--- What the task requires ---
Reply only with how many lines contain the word "Latitude".

--- Exercise input ---
****************************************
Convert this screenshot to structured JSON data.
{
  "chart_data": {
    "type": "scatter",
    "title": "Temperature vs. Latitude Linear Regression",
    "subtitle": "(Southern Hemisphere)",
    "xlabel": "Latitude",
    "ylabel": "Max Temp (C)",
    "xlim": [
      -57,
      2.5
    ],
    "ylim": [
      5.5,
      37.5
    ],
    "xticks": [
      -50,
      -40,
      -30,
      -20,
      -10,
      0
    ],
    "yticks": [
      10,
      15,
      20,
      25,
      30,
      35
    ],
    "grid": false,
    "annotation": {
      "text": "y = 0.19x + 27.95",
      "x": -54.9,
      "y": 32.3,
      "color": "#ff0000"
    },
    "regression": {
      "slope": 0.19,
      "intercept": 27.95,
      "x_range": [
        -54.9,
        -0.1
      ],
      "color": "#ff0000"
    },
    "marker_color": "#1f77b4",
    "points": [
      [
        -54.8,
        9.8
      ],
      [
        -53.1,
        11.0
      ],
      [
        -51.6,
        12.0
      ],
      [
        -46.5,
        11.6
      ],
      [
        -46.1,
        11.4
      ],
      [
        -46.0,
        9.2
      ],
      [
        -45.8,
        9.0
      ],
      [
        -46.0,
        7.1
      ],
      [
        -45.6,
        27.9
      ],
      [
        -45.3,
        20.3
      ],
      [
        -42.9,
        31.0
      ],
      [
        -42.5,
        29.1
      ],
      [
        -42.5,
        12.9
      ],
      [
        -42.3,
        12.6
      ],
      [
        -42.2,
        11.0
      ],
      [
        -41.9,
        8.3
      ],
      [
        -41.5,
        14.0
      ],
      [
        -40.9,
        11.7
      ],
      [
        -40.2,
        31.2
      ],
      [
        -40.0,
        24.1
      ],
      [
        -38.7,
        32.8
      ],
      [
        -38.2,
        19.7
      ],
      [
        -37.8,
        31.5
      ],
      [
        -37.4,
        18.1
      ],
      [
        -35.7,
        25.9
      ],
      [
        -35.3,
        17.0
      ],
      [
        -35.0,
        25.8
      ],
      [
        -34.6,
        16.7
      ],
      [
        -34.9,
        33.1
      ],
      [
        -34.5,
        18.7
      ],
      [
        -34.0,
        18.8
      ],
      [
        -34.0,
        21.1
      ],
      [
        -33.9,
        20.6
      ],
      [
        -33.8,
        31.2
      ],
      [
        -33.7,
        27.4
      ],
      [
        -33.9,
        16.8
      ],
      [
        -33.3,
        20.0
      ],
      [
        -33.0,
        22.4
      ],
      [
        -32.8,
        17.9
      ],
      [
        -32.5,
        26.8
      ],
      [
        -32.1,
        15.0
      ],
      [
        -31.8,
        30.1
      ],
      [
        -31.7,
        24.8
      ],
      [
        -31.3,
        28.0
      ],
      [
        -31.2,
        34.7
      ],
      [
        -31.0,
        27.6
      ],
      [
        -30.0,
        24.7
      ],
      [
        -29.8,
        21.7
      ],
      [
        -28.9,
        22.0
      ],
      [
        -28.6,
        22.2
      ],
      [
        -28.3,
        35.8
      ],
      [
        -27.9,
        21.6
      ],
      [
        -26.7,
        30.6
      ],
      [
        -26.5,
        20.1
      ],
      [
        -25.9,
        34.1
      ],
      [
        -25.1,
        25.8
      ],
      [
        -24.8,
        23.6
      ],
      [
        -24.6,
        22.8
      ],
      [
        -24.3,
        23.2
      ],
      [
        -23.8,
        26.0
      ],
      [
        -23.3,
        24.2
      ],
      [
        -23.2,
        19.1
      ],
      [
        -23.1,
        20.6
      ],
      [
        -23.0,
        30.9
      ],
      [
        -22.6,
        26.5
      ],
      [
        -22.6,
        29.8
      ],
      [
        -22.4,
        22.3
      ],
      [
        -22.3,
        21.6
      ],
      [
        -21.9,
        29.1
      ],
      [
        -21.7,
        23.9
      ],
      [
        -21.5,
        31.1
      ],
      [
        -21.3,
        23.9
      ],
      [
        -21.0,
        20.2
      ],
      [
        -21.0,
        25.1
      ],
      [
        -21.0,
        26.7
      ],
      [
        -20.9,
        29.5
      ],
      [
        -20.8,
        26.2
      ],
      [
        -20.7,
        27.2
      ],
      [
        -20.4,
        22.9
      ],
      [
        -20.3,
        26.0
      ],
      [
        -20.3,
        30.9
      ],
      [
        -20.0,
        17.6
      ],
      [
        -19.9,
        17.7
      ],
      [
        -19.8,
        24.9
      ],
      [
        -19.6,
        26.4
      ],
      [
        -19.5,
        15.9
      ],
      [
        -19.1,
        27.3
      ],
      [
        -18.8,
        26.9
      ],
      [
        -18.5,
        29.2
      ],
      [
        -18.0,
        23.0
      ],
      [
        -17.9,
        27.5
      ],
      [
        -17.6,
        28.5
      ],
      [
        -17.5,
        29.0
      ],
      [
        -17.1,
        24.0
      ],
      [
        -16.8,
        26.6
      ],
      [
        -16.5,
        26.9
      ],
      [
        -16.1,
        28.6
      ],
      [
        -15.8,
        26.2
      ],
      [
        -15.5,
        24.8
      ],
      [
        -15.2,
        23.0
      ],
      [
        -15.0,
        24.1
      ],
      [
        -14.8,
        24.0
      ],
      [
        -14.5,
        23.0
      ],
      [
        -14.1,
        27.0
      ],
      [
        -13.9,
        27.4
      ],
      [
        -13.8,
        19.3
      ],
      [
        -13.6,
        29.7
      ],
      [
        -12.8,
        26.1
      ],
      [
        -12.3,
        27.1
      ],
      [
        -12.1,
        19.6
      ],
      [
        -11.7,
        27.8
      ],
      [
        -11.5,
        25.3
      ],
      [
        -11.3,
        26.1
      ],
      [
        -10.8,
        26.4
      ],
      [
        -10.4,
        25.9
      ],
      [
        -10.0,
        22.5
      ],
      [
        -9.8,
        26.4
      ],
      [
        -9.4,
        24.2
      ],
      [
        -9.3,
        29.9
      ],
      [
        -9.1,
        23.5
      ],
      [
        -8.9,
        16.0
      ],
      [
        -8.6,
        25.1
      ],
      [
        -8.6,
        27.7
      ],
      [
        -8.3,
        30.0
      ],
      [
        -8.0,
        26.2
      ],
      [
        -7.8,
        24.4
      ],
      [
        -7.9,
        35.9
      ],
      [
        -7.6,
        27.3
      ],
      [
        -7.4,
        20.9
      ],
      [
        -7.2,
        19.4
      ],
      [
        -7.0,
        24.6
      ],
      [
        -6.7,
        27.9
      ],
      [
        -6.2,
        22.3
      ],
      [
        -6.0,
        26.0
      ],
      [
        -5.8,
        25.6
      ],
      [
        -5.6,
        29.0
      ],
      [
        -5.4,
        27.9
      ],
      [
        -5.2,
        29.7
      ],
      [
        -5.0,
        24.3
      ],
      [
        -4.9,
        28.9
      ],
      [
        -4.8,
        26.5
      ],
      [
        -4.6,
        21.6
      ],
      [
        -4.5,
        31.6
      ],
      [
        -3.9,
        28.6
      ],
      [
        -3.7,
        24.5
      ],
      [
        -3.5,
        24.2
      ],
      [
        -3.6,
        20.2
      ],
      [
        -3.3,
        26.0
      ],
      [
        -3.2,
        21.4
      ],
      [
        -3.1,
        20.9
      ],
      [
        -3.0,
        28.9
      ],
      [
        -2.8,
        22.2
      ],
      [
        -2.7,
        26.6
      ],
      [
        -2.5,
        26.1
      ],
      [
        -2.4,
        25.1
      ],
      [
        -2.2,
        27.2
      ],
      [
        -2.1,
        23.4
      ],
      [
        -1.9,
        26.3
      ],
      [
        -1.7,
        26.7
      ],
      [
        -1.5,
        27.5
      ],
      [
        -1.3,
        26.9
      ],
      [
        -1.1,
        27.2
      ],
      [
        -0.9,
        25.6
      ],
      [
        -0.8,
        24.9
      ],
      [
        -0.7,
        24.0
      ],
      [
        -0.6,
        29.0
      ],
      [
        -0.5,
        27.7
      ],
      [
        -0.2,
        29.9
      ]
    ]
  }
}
****************************************
--- Output ---
2